Exercise data:
^^^^^^^^
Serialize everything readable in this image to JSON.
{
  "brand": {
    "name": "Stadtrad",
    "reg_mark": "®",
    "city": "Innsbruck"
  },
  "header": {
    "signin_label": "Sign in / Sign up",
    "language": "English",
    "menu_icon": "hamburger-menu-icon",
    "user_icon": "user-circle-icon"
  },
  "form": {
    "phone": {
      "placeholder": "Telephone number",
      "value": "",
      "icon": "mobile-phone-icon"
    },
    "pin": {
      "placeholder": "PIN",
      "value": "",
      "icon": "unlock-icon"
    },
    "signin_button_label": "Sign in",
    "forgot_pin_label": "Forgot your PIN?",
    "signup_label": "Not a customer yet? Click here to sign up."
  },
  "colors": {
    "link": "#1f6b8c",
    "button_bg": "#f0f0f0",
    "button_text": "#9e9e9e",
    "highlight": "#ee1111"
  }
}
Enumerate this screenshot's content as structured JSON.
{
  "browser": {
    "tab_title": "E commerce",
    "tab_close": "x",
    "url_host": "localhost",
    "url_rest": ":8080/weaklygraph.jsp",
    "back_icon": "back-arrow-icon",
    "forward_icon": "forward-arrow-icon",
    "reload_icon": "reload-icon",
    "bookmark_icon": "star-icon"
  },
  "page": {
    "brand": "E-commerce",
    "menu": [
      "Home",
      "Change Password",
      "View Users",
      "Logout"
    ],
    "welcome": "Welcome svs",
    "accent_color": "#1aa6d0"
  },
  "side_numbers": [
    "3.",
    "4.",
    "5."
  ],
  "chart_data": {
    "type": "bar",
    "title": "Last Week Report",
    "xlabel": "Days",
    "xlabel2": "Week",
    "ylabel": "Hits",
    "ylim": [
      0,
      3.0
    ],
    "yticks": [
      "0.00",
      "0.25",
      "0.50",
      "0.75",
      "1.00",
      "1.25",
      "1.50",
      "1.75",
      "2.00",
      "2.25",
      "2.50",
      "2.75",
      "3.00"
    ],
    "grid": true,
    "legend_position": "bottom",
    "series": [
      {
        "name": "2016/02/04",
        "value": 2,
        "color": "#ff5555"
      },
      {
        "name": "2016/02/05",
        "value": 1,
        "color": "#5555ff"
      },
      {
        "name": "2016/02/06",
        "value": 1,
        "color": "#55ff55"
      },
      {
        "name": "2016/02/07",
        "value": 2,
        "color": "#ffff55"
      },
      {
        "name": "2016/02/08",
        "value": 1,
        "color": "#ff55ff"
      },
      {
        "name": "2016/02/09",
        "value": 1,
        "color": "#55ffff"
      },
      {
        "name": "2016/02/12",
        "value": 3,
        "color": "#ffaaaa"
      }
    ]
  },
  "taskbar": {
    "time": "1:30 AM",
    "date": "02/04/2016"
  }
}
^^^^^^^^
Your objective:
Faithfully reproduce all of the records, character for character.

Exercise output:
Serialize everything readable in this image to JSON.
{
  "brand": {
    "name": "Stadtrad",
    "reg_mark": "®",
    "city": "Innsbruck"
  },
  "header": {
    "signin_label": "Sign in / Sign up",
    "language": "English",
    "menu_icon": "hamburger-menu-icon",
    "user_icon": "user-circle-icon"
  },
  "form": {
    "phone": {
      "placeholder": "Telephone number",
      "value": "",
      "icon": "mobile-phone-icon"
    },
    "pin": {
      "placeholder": "PIN",
      "value": "",
      "icon": "unlock-icon"
    },
    "signin_button_label": "Sign in",
    "forgot_pin_label": "Forgot your PIN?",
    "signup_label": "Not a customer yet? Click here to sign up."
  },
  "colors": {
    "link": "#1f6b8c",
    "button_bg": "#f0f0f0",
    "button_text": "#9e9e9e",
    "highlight": "#ee1111"
  }
}
Enumerate this screenshot's content as structured JSON.
{
  "browser": {
    "tab_title": "E commerce",
    "tab_close": "x",
    "url_host": "localhost",
    "url_rest": ":8080/weaklygraph.jsp",
    "back_icon": "back-arrow-icon",
    "forward_icon": "forward-arrow-icon",
    "reload_icon": "reload-icon",
    "bookmark_icon": "star-icon"
  },
  "page": {
    "brand": "E-commerce",
    "menu": [
      "Home",
      "Change Password",
      "View Users",
      "Logout"
    ],
    "welcome": "Welcome svs",
    "accent_color": "#1aa6d0"
  },
  "side_numbers": [
    "3.",
    "4.",
    "5."
  ],
  "chart_data": {
    "type": "bar",
    "title": "Last Week Report",
    "xlabel": "Days",
    "xlabel2": "Week",
    "ylabel": "Hits",
    "ylim": [
      0,
      3.0
    ],
    "yticks": [
      "0.00",
      "0.25",
      "0.50",
      "0.75",
      "1.00",
      "1.25",
      "1.50",
      "1.75",
      "2.00",
      "2.25",
      "2.50",
      "2.75",
      "3.00"
    ],
    "grid": true,
    "legend_position": "bottom",
    "series": [
      {
        "name": "2016/02/04",
        "value": 2,
        "color": "#ff5555"
      },
      {
        "name": "2016/02/05",
        "value": 1,
        "color": "#5555ff"
      },
      {
        "name": "2016/02/06",
        "value": 1,
        "color": "#55ff55"
      },
      {
        "name": "2016/02/07",
        "value": 2,
        "color": "#ffff55"
      },
      {
        "name": "2016/02/08",
        "value": 1,
        "color": "#ff55ff"
      },
      {
        "name": "2016/02/09",
        "value": 1,
        "color": "#55ffff"
      },
      {
        "name": "2016/02/12",
        "value": 3,
        "color": "#ffaaaa"
      }
    ]
  },
  "taskbar": {
    "time": "1:30 AM",
    "date": "02/04/2016"
  }
}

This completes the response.